(Data tied to figure images)
◇ ◇ ◇ ◇ ◇ ◇ ◇

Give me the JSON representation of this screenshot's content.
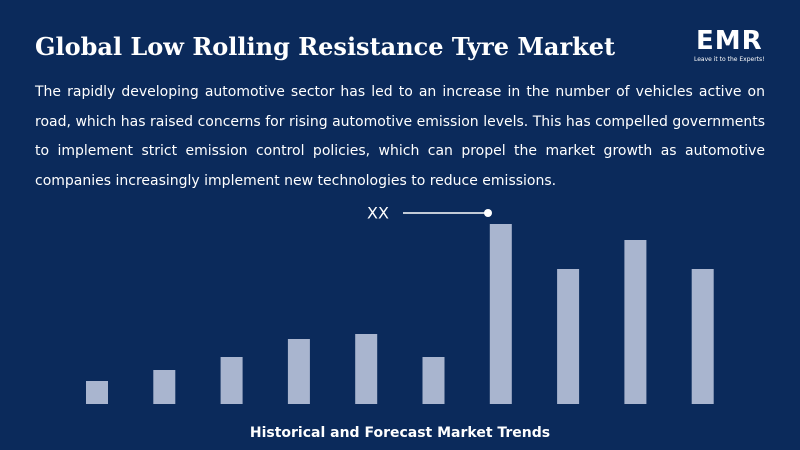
{
  "chart_data": {
    "type": "bar",
    "title": "Global Low Rolling Resistance Tyre Market",
    "subtitle": "The rapidly developing automotive sector has led to an increase in the number of vehicles active on road, which has raised concerns for rising automotive emission levels. This has compelled governments to implement strict emission control policies, which can propel the market growth as automotive companies increasingly implement new technologies to reduce emissions.",
    "annotation": "XX",
    "x_label": "Historical and Forecast Market Trends",
    "logo": "EMR",
    "tagline": "Leave it to the Experts!",
    "values": [
      23,
      34,
      47,
      65,
      70,
      47,
      180,
      135,
      164,
      135
    ],
    "color": "#a9b5cf"
  }
}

◇ ◇ ◇ ◇ ◇ ◇ ◇

▶ _Goal_
Write out the entries again, exactly as given, skipping any images.

▶ _Written response_
Give me the JSON representation of this screenshot's content.
{
  "chart_data": {
    "type": "bar",
    "title": "Global Low Rolling Resistance Tyre Market",
    "subtitle": "The rapidly developing automotive sector has led to an increase in the number of vehicles active on road, which has raised concerns for rising automotive emission levels. This has compelled governments to implement strict emission control policies, which can propel the market growth as automotive companies increasingly implement new technologies to reduce emissions.",
    "annotation": "XX",
    "x_label": "Historical and Forecast Market Trends",
    "logo": "EMR",
    "tagline": "Leave it to the Experts!",
    "values": [
      23,
      34,
      47,
      65,
      70,
      47,
      180,
      135,
      164,
      135
    ],
    "color": "#a9b5cf"
  }
}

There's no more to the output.